Required work:
Output every line of the data exactly as it appears.

[Saved entries]
- - -

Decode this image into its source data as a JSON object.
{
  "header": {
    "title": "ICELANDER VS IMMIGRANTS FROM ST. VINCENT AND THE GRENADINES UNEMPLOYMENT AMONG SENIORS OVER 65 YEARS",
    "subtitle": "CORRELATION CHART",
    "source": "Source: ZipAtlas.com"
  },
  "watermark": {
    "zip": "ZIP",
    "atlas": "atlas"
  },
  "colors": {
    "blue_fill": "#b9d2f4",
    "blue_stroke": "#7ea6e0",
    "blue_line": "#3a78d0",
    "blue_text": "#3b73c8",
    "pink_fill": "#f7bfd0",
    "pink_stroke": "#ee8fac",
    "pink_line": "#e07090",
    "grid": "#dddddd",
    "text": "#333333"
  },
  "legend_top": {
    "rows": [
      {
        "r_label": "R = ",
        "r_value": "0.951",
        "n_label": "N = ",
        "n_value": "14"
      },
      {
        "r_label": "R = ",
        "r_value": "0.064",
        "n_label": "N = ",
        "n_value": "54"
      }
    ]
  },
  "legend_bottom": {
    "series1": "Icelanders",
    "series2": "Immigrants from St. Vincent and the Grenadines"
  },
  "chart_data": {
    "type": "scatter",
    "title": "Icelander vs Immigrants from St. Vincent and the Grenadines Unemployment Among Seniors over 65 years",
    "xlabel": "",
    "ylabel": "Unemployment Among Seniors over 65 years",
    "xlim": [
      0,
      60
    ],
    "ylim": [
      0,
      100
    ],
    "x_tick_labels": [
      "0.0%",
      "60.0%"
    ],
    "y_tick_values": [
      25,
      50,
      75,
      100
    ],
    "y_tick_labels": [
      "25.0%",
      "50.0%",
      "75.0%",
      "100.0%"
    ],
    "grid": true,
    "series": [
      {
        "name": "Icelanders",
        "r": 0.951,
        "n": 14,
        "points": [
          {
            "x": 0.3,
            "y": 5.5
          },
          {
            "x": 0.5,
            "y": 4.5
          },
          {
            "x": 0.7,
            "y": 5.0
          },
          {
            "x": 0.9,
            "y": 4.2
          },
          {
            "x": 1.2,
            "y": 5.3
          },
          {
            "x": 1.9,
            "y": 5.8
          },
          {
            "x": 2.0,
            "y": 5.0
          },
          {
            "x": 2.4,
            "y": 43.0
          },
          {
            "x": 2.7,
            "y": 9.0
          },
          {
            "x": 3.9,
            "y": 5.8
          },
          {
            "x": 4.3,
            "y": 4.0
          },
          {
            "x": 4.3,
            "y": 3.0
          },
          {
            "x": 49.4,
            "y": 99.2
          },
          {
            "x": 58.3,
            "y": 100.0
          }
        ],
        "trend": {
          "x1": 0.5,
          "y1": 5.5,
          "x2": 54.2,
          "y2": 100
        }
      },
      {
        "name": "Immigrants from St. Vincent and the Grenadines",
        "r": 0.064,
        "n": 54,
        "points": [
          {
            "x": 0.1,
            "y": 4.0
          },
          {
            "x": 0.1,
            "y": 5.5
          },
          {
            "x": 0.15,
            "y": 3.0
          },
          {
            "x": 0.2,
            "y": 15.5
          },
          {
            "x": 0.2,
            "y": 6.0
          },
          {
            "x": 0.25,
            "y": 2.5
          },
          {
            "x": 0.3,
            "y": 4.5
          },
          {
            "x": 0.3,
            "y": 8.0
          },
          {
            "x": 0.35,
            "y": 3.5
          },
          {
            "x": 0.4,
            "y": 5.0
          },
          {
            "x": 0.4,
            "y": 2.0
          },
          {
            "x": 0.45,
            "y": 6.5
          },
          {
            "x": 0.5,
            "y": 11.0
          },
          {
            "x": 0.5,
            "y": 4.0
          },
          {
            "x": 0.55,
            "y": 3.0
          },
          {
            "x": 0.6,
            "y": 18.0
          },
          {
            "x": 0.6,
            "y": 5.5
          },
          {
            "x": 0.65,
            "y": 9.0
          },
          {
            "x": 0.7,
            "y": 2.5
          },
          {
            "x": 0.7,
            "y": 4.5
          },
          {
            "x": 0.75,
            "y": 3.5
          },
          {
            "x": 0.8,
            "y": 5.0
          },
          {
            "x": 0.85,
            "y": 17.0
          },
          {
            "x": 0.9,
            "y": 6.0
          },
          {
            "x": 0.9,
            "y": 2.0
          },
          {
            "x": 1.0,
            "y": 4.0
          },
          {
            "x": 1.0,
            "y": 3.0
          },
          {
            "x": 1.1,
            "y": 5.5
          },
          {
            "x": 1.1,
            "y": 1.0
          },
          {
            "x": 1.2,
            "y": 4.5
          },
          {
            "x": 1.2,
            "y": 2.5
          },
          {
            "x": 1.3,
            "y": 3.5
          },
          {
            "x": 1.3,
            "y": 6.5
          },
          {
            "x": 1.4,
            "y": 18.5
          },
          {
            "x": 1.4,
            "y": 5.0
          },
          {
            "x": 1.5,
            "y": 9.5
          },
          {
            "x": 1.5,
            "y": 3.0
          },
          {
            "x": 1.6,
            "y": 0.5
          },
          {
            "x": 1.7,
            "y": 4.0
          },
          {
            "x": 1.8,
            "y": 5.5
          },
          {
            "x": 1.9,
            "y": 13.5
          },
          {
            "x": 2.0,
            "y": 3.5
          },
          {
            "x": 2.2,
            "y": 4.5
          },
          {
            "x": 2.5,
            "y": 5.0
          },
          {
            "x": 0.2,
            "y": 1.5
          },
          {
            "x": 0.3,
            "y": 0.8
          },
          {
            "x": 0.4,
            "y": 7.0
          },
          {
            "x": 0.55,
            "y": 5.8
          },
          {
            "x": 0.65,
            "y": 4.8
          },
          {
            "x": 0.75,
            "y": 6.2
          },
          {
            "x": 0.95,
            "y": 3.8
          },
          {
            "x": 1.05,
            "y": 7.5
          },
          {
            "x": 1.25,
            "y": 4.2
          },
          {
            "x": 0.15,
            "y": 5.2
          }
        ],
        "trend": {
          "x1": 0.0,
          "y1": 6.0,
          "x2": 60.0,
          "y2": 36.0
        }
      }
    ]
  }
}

- - -

Reply:
Decode this image into its source data as a JSON object.
{
  "header": {
    "title": "ICELANDER VS IMMIGRANTS FROM ST. VINCENT AND THE GRENADINES UNEMPLOYMENT AMONG SENIORS OVER 65 YEARS",
    "subtitle": "CORRELATION CHART",
    "source": "Source: ZipAtlas.com"
  },
  "watermark": {
    "zip": "ZIP",
    "atlas": "atlas"
  },
  "colors": {
    "blue_fill": "#b9d2f4",
    "blue_stroke": "#7ea6e0",
    "blue_line": "#3a78d0",
    "blue_text": "#3b73c8",
    "pink_fill": "#f7bfd0",
    "pink_stroke": "#ee8fac",
    "pink_line": "#e07090",
    "grid": "#dddddd",
    "text": "#333333"
  },
  "legend_top": {
    "rows": [
      {
        "r_label": "R = ",
        "r_value": "0.951",
        "n_label": "N = ",
        "n_value": "14"
      },
      {
        "r_label": "R = ",
        "r_value": "0.064",
        "n_label": "N = ",
        "n_value": "54"
      }
    ]
  },
  "legend_bottom": {
    "series1": "Icelanders",
    "series2": "Immigrants from St. Vincent and the Grenadines"
  },
  "chart_data": {
    "type": "scatter",
    "title": "Icelander vs Immigrants from St. Vincent and the Grenadines Unemployment Among Seniors over 65 years",
    "xlabel": "",
    "ylabel": "Unemployment Among Seniors over 65 years",
    "xlim": [
      0,
      60
    ],
    "ylim": [
      0,
      100
    ],
    "x_tick_labels": [
      "0.0%",
      "60.0%"
    ],
    "y_tick_values": [
      25,
      50,
      75,
      100
    ],
    "y_tick_labels": [
      "25.0%",
      "50.0%",
      "75.0%",
      "100.0%"
    ],
    "grid": true,
    "series": [
      {
        "name": "Icelanders",
        "r": 0.951,
        "n": 14,
        "points": [
          {
            "x": 0.3,
            "y": 5.5
          },
          {
            "x": 0.5,
            "y": 4.5
          },
          {
            "x": 0.7,
            "y": 5.0
          },
          {
            "x": 0.9,
            "y": 4.2
          },
          {
            "x": 1.2,
            "y": 5.3
          },
          {
            "x": 1.9,
            "y": 5.8
          },
          {
            "x": 2.0,
            "y": 5.0
          },
          {
            "x": 2.4,
            "y": 43.0
          },
          {
            "x": 2.7,
            "y": 9.0
          },
          {
            "x": 3.9,
            "y": 5.8
          },
          {
            "x": 4.3,
            "y": 4.0
          },
          {
            "x": 4.3,
            "y": 3.0
          },
          {
            "x": 49.4,
            "y": 99.2
          },
          {
            "x": 58.3,
            "y": 100.0
          }
        ],
        "trend": {
          "x1": 0.5,
          "y1": 5.5,
          "x2": 54.2,
          "y2": 100
        }
      },
      {
        "name": "Immigrants from St. Vincent and the Grenadines",
        "r": 0.064,
        "n": 54,
        "points": [
          {
            "x": 0.1,
            "y": 4.0
          },
          {
            "x": 0.1,
            "y": 5.5
          },
          {
            "x": 0.15,
            "y": 3.0
          },
          {
            "x": 0.2,
            "y": 15.5
          },
          {
            "x": 0.2,
            "y": 6.0
          },
          {
            "x": 0.25,
            "y": 2.5
          },
          {
            "x": 0.3,
            "y": 4.5
          },
          {
            "x": 0.3,
            "y": 8.0
          },
          {
            "x": 0.35,
            "y": 3.5
          },
          {
            "x": 0.4,
            "y": 5.0
          },
          {
            "x": 0.4,
            "y": 2.0
          },
          {
            "x": 0.45,
            "y": 6.5
          },
          {
            "x": 0.5,
            "y": 11.0
          },
          {
            "x": 0.5,
            "y": 4.0
          },
          {
            "x": 0.55,
            "y": 3.0
          },
          {
            "x": 0.6,
            "y": 18.0
          },
          {
            "x": 0.6,
            "y": 5.5
          },
          {
            "x": 0.65,
            "y": 9.0
          },
          {
            "x": 0.7,
            "y": 2.5
          },
          {
            "x": 0.7,
            "y": 4.5
          },
          {
            "x": 0.75,
            "y": 3.5
          },
          {
            "x": 0.8,
            "y": 5.0
          },
          {
            "x": 0.85,
            "y": 17.0
          },
          {
            "x": 0.9,
            "y": 6.0
          },
          {
            "x": 0.9,
            "y": 2.0
          },
          {
            "x": 1.0,
            "y": 4.0
          },
          {
            "x": 1.0,
            "y": 3.0
          },
          {
            "x": 1.1,
            "y": 5.5
          },
          {
            "x": 1.1,
            "y": 1.0
          },
          {
            "x": 1.2,
            "y": 4.5
          },
          {
            "x": 1.2,
            "y": 2.5
          },
          {
            "x": 1.3,
            "y": 3.5
          },
          {
            "x": 1.3,
            "y": 6.5
          },
          {
            "x": 1.4,
            "y": 18.5
          },
          {
            "x": 1.4,
            "y": 5.0
          },
          {
            "x": 1.5,
            "y": 9.5
          },
          {
            "x": 1.5,
            "y": 3.0
          },
          {
            "x": 1.6,
            "y": 0.5
          },
          {
            "x": 1.7,
            "y": 4.0
          },
          {
            "x": 1.8,
            "y": 5.5
          },
          {
            "x": 1.9,
            "y": 13.5
          },
          {
            "x": 2.0,
            "y": 3.5
          },
          {
            "x": 2.2,
            "y": 4.5
          },
          {
            "x": 2.5,
            "y": 5.0
          },
          {
            "x": 0.2,
            "y": 1.5
          },
          {
            "x": 0.3,
            "y": 0.8
          },
          {
            "x": 0.4,
            "y": 7.0
          },
          {
            "x": 0.55,
            "y": 5.8
          },
          {
            "x": 0.65,
            "y": 4.8
          },
          {
            "x": 0.75,
            "y": 6.2
          },
          {
            "x": 0.95,
            "y": 3.8
          },
          {
            "x": 1.05,
            "y": 7.5
          },
          {
            "x": 1.25,
            "y": 4.2
          },
          {
            "x": 0.15,
            "y": 5.2
          }
        ],
        "trend": {
          "x1": 0.0,
          "y1": 6.0,
          "x2": 60.0,
          "y2": 36.0
        }
      }
    ]
  }
}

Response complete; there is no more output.